WRITTEN TASK: Reproduce the records below in their entirety, character for character.

★ ★ ★

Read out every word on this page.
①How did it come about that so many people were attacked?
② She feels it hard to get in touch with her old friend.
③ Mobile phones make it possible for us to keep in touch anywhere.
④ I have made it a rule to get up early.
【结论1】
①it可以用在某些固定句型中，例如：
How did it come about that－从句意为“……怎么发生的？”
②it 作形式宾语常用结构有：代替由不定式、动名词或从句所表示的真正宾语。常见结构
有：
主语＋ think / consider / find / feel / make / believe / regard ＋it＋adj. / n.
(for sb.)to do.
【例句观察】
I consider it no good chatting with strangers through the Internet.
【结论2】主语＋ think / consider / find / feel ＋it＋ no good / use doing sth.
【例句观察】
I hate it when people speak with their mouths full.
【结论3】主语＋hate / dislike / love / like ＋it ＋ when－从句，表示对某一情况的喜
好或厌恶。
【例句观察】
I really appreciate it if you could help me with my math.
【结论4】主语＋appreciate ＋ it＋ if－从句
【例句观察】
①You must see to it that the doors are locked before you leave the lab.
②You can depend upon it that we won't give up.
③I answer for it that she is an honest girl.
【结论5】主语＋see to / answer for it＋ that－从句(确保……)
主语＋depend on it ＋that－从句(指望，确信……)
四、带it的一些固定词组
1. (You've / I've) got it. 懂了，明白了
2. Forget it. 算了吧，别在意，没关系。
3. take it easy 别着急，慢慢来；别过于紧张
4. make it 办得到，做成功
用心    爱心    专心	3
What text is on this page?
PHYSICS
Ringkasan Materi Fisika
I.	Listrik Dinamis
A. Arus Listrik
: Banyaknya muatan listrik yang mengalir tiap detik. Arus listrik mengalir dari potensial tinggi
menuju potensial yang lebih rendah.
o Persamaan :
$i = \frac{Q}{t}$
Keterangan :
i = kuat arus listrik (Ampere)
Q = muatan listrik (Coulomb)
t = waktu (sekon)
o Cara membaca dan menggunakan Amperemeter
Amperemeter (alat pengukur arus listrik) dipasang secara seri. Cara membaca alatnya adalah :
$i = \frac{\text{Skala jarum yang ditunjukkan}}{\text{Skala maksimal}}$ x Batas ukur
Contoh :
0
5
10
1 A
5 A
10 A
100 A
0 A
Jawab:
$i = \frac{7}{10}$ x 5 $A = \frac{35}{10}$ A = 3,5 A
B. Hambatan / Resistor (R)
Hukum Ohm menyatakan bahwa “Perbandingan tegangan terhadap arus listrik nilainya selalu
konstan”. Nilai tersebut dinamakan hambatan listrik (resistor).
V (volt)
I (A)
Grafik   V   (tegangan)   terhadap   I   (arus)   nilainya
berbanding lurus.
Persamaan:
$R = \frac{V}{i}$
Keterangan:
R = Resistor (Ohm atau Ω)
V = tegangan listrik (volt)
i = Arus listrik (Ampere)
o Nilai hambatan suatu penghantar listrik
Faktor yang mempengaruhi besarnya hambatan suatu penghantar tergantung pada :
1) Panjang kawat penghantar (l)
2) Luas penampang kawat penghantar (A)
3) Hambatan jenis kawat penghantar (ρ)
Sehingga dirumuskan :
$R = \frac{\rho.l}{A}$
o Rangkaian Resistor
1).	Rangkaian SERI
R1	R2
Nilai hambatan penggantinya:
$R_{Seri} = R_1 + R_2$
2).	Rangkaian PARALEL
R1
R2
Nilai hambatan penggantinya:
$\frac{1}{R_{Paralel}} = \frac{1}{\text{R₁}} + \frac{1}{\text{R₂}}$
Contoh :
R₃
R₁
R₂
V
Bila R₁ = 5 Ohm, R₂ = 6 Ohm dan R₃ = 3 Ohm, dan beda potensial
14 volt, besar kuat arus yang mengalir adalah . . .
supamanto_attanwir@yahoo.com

★ ★ ★

SOLUTION BELOW:
Read out every word on this page.
①How did it come about that so many people were attacked?
② She feels it hard to get in touch with her old friend.
③ Mobile phones make it possible for us to keep in touch anywhere.
④ I have made it a rule to get up early.
【结论1】
①it可以用在某些固定句型中，例如：
How did it come about that－从句意为“……怎么发生的？”
②it 作形式宾语常用结构有：代替由不定式、动名词或从句所表示的真正宾语。常见结构
有：
主语＋ think / consider / find / feel / make / believe / regard ＋it＋adj. / n.
(for sb.)to do.
【例句观察】
I consider it no good chatting with strangers through the Internet.
【结论2】主语＋ think / consider / find / feel ＋it＋ no good / use doing sth.
【例句观察】
I hate it when people speak with their mouths full.
【结论3】主语＋hate / dislike / love / like ＋it ＋ when－从句，表示对某一情况的喜
好或厌恶。
【例句观察】
I really appreciate it if you could help me with my math.
【结论4】主语＋appreciate ＋ it＋ if－从句
【例句观察】
①You must see to it that the doors are locked before you leave the lab.
②You can depend upon it that we won't give up.
③I answer for it that she is an honest girl.
【结论5】主语＋see to / answer for it＋ that－从句(确保……)
主语＋depend on it ＋that－从句(指望，确信……)
四、带it的一些固定词组
1. (You've / I've) got it. 懂了，明白了
2. Forget it. 算了吧，别在意，没关系。
3. take it easy 别着急，慢慢来；别过于紧张
4. make it 办得到，做成功
用心    爱心    专心	3
What text is on this page?
PHYSICS
Ringkasan Materi Fisika
I.	Listrik Dinamis
A. Arus Listrik
: Banyaknya muatan listrik yang mengalir tiap detik. Arus listrik mengalir dari potensial tinggi
menuju potensial yang lebih rendah.
o Persamaan :
$i = \frac{Q}{t}$
Keterangan :
i = kuat arus listrik (Ampere)
Q = muatan listrik (Coulomb)
t = waktu (sekon)
o Cara membaca dan menggunakan Amperemeter
Amperemeter (alat pengukur arus listrik) dipasang secara seri. Cara membaca alatnya adalah :
$i = \frac{\text{Skala jarum yang ditunjukkan}}{\text{Skala maksimal}}$ x Batas ukur
Contoh :
0
5
10
1 A
5 A
10 A
100 A
0 A
Jawab:
$i = \frac{7}{10}$ x 5 $A = \frac{35}{10}$ A = 3,5 A
B. Hambatan / Resistor (R)
Hukum Ohm menyatakan bahwa “Perbandingan tegangan terhadap arus listrik nilainya selalu
konstan”. Nilai tersebut dinamakan hambatan listrik (resistor).
V (volt)
I (A)
Grafik   V   (tegangan)   terhadap   I   (arus)   nilainya
berbanding lurus.
Persamaan:
$R = \frac{V}{i}$
Keterangan:
R = Resistor (Ohm atau Ω)
V = tegangan listrik (volt)
i = Arus listrik (Ampere)
o Nilai hambatan suatu penghantar listrik
Faktor yang mempengaruhi besarnya hambatan suatu penghantar tergantung pada :
1) Panjang kawat penghantar (l)
2) Luas penampang kawat penghantar (A)
3) Hambatan jenis kawat penghantar (ρ)
Sehingga dirumuskan :
$R = \frac{\rho.l}{A}$
o Rangkaian Resistor
1).	Rangkaian SERI
R1	R2
Nilai hambatan penggantinya:
$R_{Seri} = R_1 + R_2$
2).	Rangkaian PARALEL
R1
R2
Nilai hambatan penggantinya:
$\frac{1}{R_{Paralel}} = \frac{1}{\text{R₁}} + \frac{1}{\text{R₂}}$
Contoh :
R₃
R₁
R₂
V
Bila R₁ = 5 Ohm, R₂ = 6 Ohm dan R₃ = 3 Ohm, dan beda potensial
14 volt, besar kuat arus yang mengalir adalah . . .
supamanto_attanwir@yahoo.com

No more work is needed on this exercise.